◆ Given problem ◆
The records that follow must be reproduced in full, exactly as written.

◆ Raw data ◆
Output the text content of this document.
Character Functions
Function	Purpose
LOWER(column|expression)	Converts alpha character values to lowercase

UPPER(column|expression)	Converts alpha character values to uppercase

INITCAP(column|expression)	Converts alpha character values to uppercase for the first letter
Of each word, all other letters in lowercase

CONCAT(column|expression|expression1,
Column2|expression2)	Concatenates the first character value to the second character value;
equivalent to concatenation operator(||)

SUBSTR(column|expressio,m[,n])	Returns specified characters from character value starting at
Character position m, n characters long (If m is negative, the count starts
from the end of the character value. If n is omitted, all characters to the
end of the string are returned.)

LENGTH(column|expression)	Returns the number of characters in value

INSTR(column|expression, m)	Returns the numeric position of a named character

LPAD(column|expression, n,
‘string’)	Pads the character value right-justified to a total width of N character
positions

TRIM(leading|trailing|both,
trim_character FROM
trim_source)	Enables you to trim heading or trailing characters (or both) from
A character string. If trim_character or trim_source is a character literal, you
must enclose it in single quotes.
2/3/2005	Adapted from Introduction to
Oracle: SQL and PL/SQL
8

◆ Solved problem ◆
Output the text content of this document.
Character Functions
Function	Purpose
LOWER(column|expression)	Converts alpha character values to lowercase

UPPER(column|expression)	Converts alpha character values to uppercase

INITCAP(column|expression)	Converts alpha character values to uppercase for the first letter
Of each word, all other letters in lowercase

CONCAT(column|expression|expression1,
Column2|expression2)	Concatenates the first character value to the second character value;
equivalent to concatenation operator(||)

SUBSTR(column|expressio,m[,n])	Returns specified characters from character value starting at
Character position m, n characters long (If m is negative, the count starts
from the end of the character value. If n is omitted, all characters to the
end of the string are returned.)

LENGTH(column|expression)	Returns the number of characters in value

INSTR(column|expression, m)	Returns the numeric position of a named character

LPAD(column|expression, n,
‘string’)	Pads the character value right-justified to a total width of N character
positions

TRIM(leading|trailing|both,
trim_character FROM
trim_source)	Enables you to trim heading or trailing characters (or both) from
A character string. If trim_character or trim_source is a character literal, you
must enclose it in single quotes.
2/3/2005	Adapted from Introduction to
Oracle: SQL and PL/SQL
8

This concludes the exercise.